■ **REQUIRED WORK**:
Write out the entries below once more, exactly, with the pictures left out.

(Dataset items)

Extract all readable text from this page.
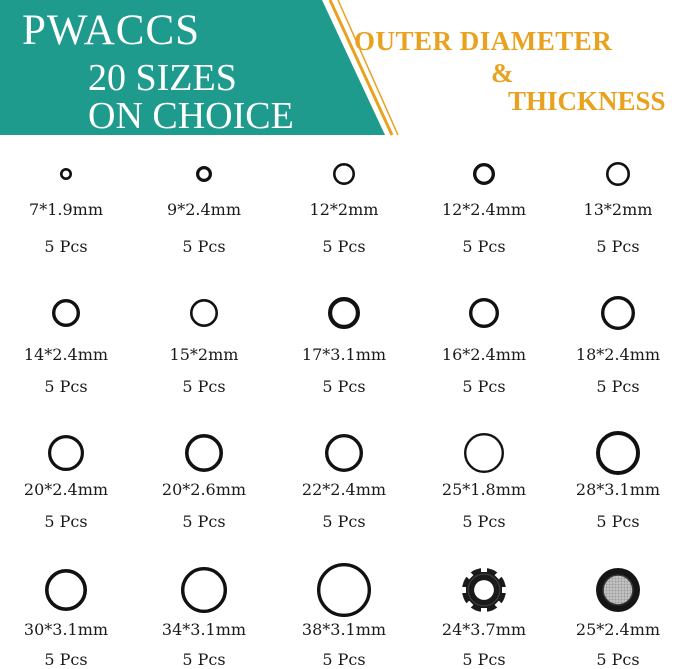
PWACCS
20 SIZES
ON CHOICE
OUTER DIAMETER
&
THICKNESS
7*1.9mm
5 Pcs
9*2.4mm
5 Pcs
12*2mm
5 Pcs
12*2.4mm
5 Pcs
13*2mm
5 Pcs
14*2.4mm
5 Pcs
15*2mm
5 Pcs
17*3.1mm
5 Pcs
16*2.4mm
5 Pcs
18*2.4mm
5 Pcs
20*2.4mm
5 Pcs
20*2.6mm
5 Pcs
22*2.4mm
5 Pcs
25*1.8mm
5 Pcs
28*3.1mm
5 Pcs
30*3.1mm
5 Pcs
34*3.1mm
5 Pcs
38*3.1mm
5 Pcs
24*3.7mm
5 Pcs
25*2.4mm
5 Pcs
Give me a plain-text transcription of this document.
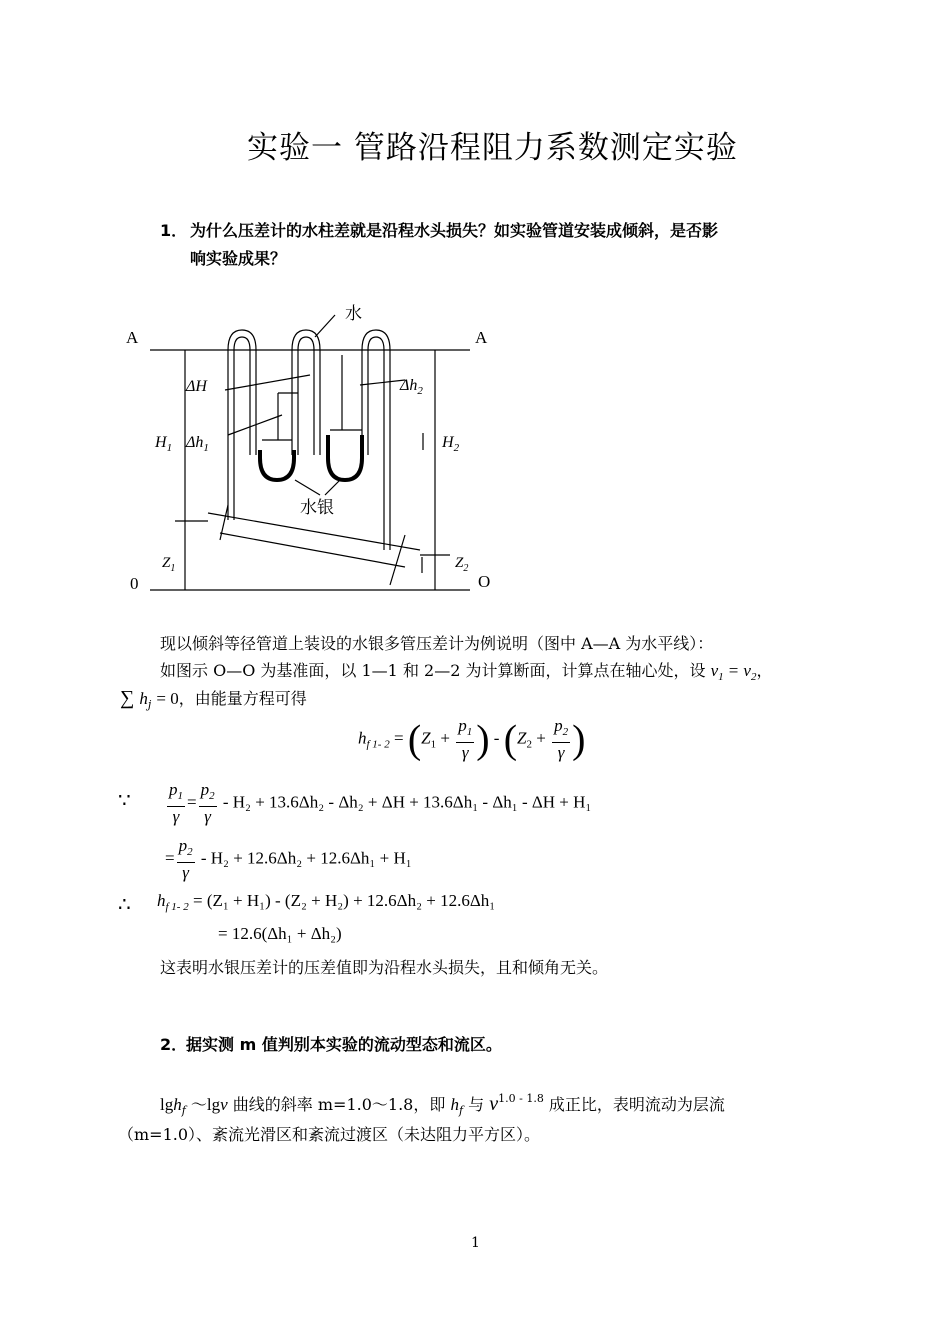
实验一 管路沿程阻力系数测定实验
1． 为什么压差计的水柱差就是沿程水头损失？如实验管道安装成倾斜，是否影
响实验成果？
A	A
0	O
水
水银
ΔH	$\Delta h_2$
$\Delta h_1$
$H_1$	$H_2$
$Z_1$	$Z_2$
现以倾斜等径管道上装设的水银多管压差计为例说明（图中 A—A 为水平线）：
如图示 O—O 为基准面，以 1—1 和 2—2 为计算断面，计算点在轴心处，设 $v_1 = v_2$，
∑ $h_j = 0$，由能量方程可得
$h_{f 1- 2} = (Z_1 + \frac{p_1}{\gamma}$ ) - ($Z_2 + \frac{p_2}{\gamma}$ )
∵ $\frac{p_1}{\gamma} = \frac{p_2}{\gamma} - H_2 + 13.6\Delta h_2 - \Delta h_2 + \Delta H + 13.6\Delta h_1 - \Delta h_1 - \Delta H + H_1$
= $\frac{p_2}{\gamma} - H_2 + 12.6\Delta h_2 + 12.6\Delta h_1 + H_1$
∴ $h_{f 1- 2} = (Z_1 + H_1) - (Z_2 + H_2) + 12.6\Delta h_2 + 12.6\Delta h_1$
= 12.6(Δh₁ + Δh₂)
这表明水银压差计的压差值即为沿程水头损失，且和倾角无关。
2．
据实测 m 值判别本实验的流动型态和流区。
lgh$_f$ ～lgv 曲线的斜率 m=1.0～1.8，即 $h_f$ 与 $v^{1.0 - 1.8}$ 成正比，表明流动为层流
（m=1.0）、紊流光滑区和紊流过渡区（未达阻力平方区）。
1
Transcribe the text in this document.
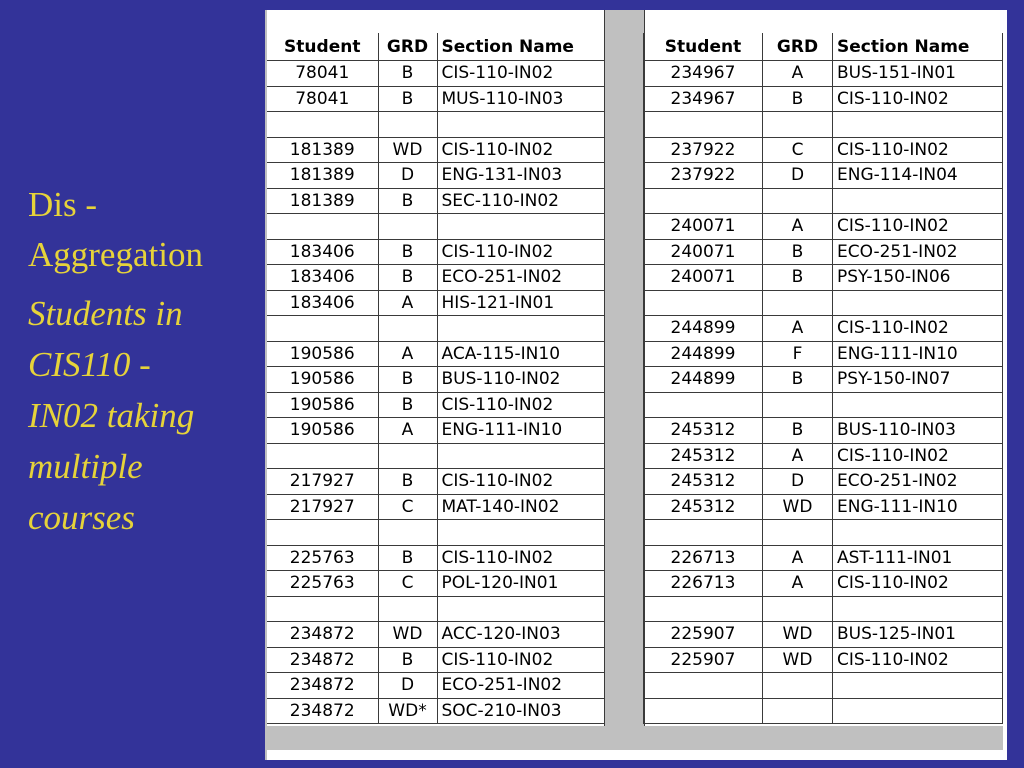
Dis -
Aggregation
Students in
CIS110 -
IN02 taking
multiple
courses
Student	GRD	Section Name
78041	B	CIS-110-IN02
78041	B	MUS-110-IN03

181389	WD	CIS-110-IN02
181389	D	ENG-131-IN03
181389	B	SEC-110-IN02

183406	B	CIS-110-IN02
183406	B	ECO-251-IN02
183406	A	HIS-121-IN01

190586	A	ACA-115-IN10
190586	B	BUS-110-IN02
190586	B	CIS-110-IN02
190586	A	ENG-111-IN10

217927	B	CIS-110-IN02
217927	C	MAT-140-IN02

225763	B	CIS-110-IN02
225763	C	POL-120-IN01

234872	WD	ACC-120-IN03
234872	B	CIS-110-IN02
234872	D	ECO-251-IN02
234872	WD*	SOC-210-IN03
Student	GRD	Section Name
234967	A	BUS-151-IN01
234967	B	CIS-110-IN02

237922	C	CIS-110-IN02
237922	D	ENG-114-IN04

240071	A	CIS-110-IN02
240071	B	ECO-251-IN02
240071	B	PSY-150-IN06

244899	A	CIS-110-IN02
244899	F	ENG-111-IN10
244899	B	PSY-150-IN07

245312	B	BUS-110-IN03
245312	A	CIS-110-IN02
245312	D	ECO-251-IN02
245312	WD	ENG-111-IN10

226713	A	AST-111-IN01
226713	A	CIS-110-IN02

225907	WD	BUS-125-IN01
225907	WD	CIS-110-IN02
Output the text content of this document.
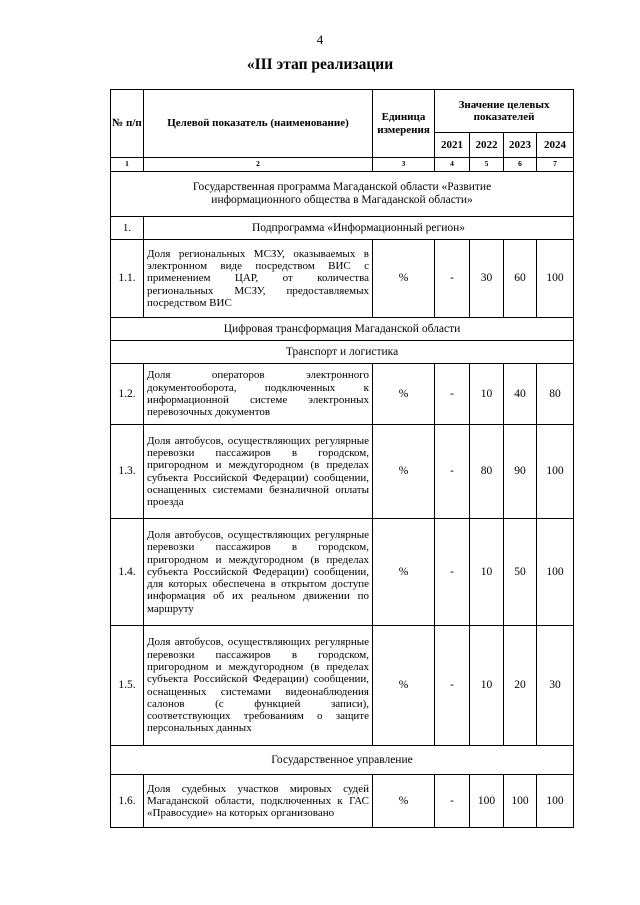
4
«III этап реализации
№ п/п	Целевой показатель (наименование)	Единица измерения	Значение целевых показателей			
			2021	2022	2023	2024
1	2	3	4	5	6	7
Государственная программа Магаданской области «Развитие информационного общества в Магаданской области»						
1.	Подпрограмма «Информационный регион»					
1.1.	Доля региональных МСЗУ, оказываемых в электронном виде посредством ВИС с применением ЦАР, от количества региональных МСЗУ, предоставляемых посредством ВИС	%	-	30	60	100
Цифровая трансформация Магаданской области						
Транспорт и логистика						
1.2.	Доля операторов электронного документооборота, подключенных к информационной системе электронных перевозочных документов	%	-	10	40	80
1.3.	Доля автобусов, осуществляющих регулярные перевозки пассажиров в городском, пригородном и междугородном (в пределах субъекта Российской Федерации) сообщении, оснащенных системами безналичной оплаты проезда	%	-	80	90	100
1.4.	Доля автобусов, осуществляющих регулярные перевозки пассажиров в городском, пригородном и междугородном (в пределах субъекта Российской Федерации) сообщении, для которых обеспечена в открытом доступе информация об их реальном движении по маршруту	%	-	10	50	100
1.5.	Доля автобусов, осуществляющих регулярные перевозки пассажиров в городском, пригородном и междугородном (в пределах субъекта Российской Федерации) сообщении, оснащенных системами видеонаблюдения салонов (с функцией записи), соответствующих требованиям о защите персональных данных	%	-	10	20	30
Государственное управление						
1.6.	Доля судебных участков мировых судей Магаданской области, подключенных к ГАС «Правосудие» на которых организовано	%	-	100	100	100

■ **FULL ANSWER**:
Extract all readable text from this page.
PWACCS
20 SIZES
ON CHOICE
OUTER DIAMETER
&
THICKNESS
7*1.9mm
5 Pcs
9*2.4mm
5 Pcs
12*2mm
5 Pcs
12*2.4mm
5 Pcs
13*2mm
5 Pcs
14*2.4mm
5 Pcs
15*2mm
5 Pcs
17*3.1mm
5 Pcs
16*2.4mm
5 Pcs
18*2.4mm
5 Pcs
20*2.4mm
5 Pcs
20*2.6mm
5 Pcs
22*2.4mm
5 Pcs
25*1.8mm
5 Pcs
28*3.1mm
5 Pcs
30*3.1mm
5 Pcs
34*3.1mm
5 Pcs
38*3.1mm
5 Pcs
24*3.7mm
5 Pcs
25*2.4mm
5 Pcs
Give me a plain-text transcription of this document.
实验一 管路沿程阻力系数测定实验
1． 为什么压差计的水柱差就是沿程水头损失？如实验管道安装成倾斜，是否影
响实验成果？
A	A
0	O
水
水银
ΔH	$\Delta h_2$
$\Delta h_1$
$H_1$	$H_2$
$Z_1$	$Z_2$
现以倾斜等径管道上装设的水银多管压差计为例说明（图中 A—A 为水平线）：
如图示 O—O 为基准面，以 1—1 和 2—2 为计算断面，计算点在轴心处，设 $v_1 = v_2$，
∑ $h_j = 0$，由能量方程可得
$h_{f 1- 2} = (Z_1 + \frac{p_1}{\gamma}$ ) - ($Z_2 + \frac{p_2}{\gamma}$ )
∵ $\frac{p_1}{\gamma} = \frac{p_2}{\gamma} - H_2 + 13.6\Delta h_2 - \Delta h_2 + \Delta H + 13.6\Delta h_1 - \Delta h_1 - \Delta H + H_1$
= $\frac{p_2}{\gamma} - H_2 + 12.6\Delta h_2 + 12.6\Delta h_1 + H_1$
∴ $h_{f 1- 2} = (Z_1 + H_1) - (Z_2 + H_2) + 12.6\Delta h_2 + 12.6\Delta h_1$
= 12.6(Δh₁ + Δh₂)
这表明水银压差计的压差值即为沿程水头损失，且和倾角无关。
2．
据实测 m 值判别本实验的流动型态和流区。
lgh$_f$ ～lgv 曲线的斜率 m=1.0～1.8，即 $h_f$ 与 $v^{1.0 - 1.8}$ 成正比，表明流动为层流
（m=1.0）、紊流光滑区和紊流过渡区（未达阻力平方区）。
1
Transcribe the text in this document.
Dis -
Aggregation
Students in
CIS110 -
IN02 taking
multiple
courses
Student	GRD	Section Name
78041	B	CIS-110-IN02
78041	B	MUS-110-IN03

181389	WD	CIS-110-IN02
181389	D	ENG-131-IN03
181389	B	SEC-110-IN02

183406	B	CIS-110-IN02
183406	B	ECO-251-IN02
183406	A	HIS-121-IN01

190586	A	ACA-115-IN10
190586	B	BUS-110-IN02
190586	B	CIS-110-IN02
190586	A	ENG-111-IN10

217927	B	CIS-110-IN02
217927	C	MAT-140-IN02

225763	B	CIS-110-IN02
225763	C	POL-120-IN01

234872	WD	ACC-120-IN03
234872	B	CIS-110-IN02
234872	D	ECO-251-IN02
234872	WD*	SOC-210-IN03
Student	GRD	Section Name
234967	A	BUS-151-IN01
234967	B	CIS-110-IN02

237922	C	CIS-110-IN02
237922	D	ENG-114-IN04

240071	A	CIS-110-IN02
240071	B	ECO-251-IN02
240071	B	PSY-150-IN06

244899	A	CIS-110-IN02
244899	F	ENG-111-IN10
244899	B	PSY-150-IN07

245312	B	BUS-110-IN03
245312	A	CIS-110-IN02
245312	D	ECO-251-IN02
245312	WD	ENG-111-IN10

226713	A	AST-111-IN01
226713	A	CIS-110-IN02

225907	WD	BUS-125-IN01
225907	WD	CIS-110-IN02
Output the text content of this document.
4
«III этап реализации
№ п/п	Целевой показатель (наименование)	Единица измерения	Значение целевых показателей			
			2021	2022	2023	2024
1	2	3	4	5	6	7
Государственная программа Магаданской области «Развитие информационного общества в Магаданской области»						
1.	Подпрограмма «Информационный регион»					
1.1.	Доля региональных МСЗУ, оказываемых в электронном виде посредством ВИС с применением ЦАР, от количества региональных МСЗУ, предоставляемых посредством ВИС	%	-	30	60	100
Цифровая трансформация Магаданской области						
Транспорт и логистика						
1.2.	Доля операторов электронного документооборота, подключенных к информационной системе электронных перевозочных документов	%	-	10	40	80
1.3.	Доля автобусов, осуществляющих регулярные перевозки пассажиров в городском, пригородном и междугородном (в пределах субъекта Российской Федерации) сообщении, оснащенных системами безналичной оплаты проезда	%	-	80	90	100
1.4.	Доля автобусов, осуществляющих регулярные перевозки пассажиров в городском, пригородном и междугородном (в пределах субъекта Российской Федерации) сообщении, для которых обеспечена в открытом доступе информация об их реальном движении по маршруту	%	-	10	50	100
1.5.	Доля автобусов, осуществляющих регулярные перевозки пассажиров в городском, пригородном и междугородном (в пределах субъекта Российской Федерации) сообщении, оснащенных системами видеонаблюдения салонов (с функцией записи), соответствующих требованиям о защите персональных данных	%	-	10	20	30
Государственное управление						
1.6.	Доля судебных участков мировых судей Магаданской области, подключенных к ГАС «Правосудие» на которых организовано	%	-	100	100	100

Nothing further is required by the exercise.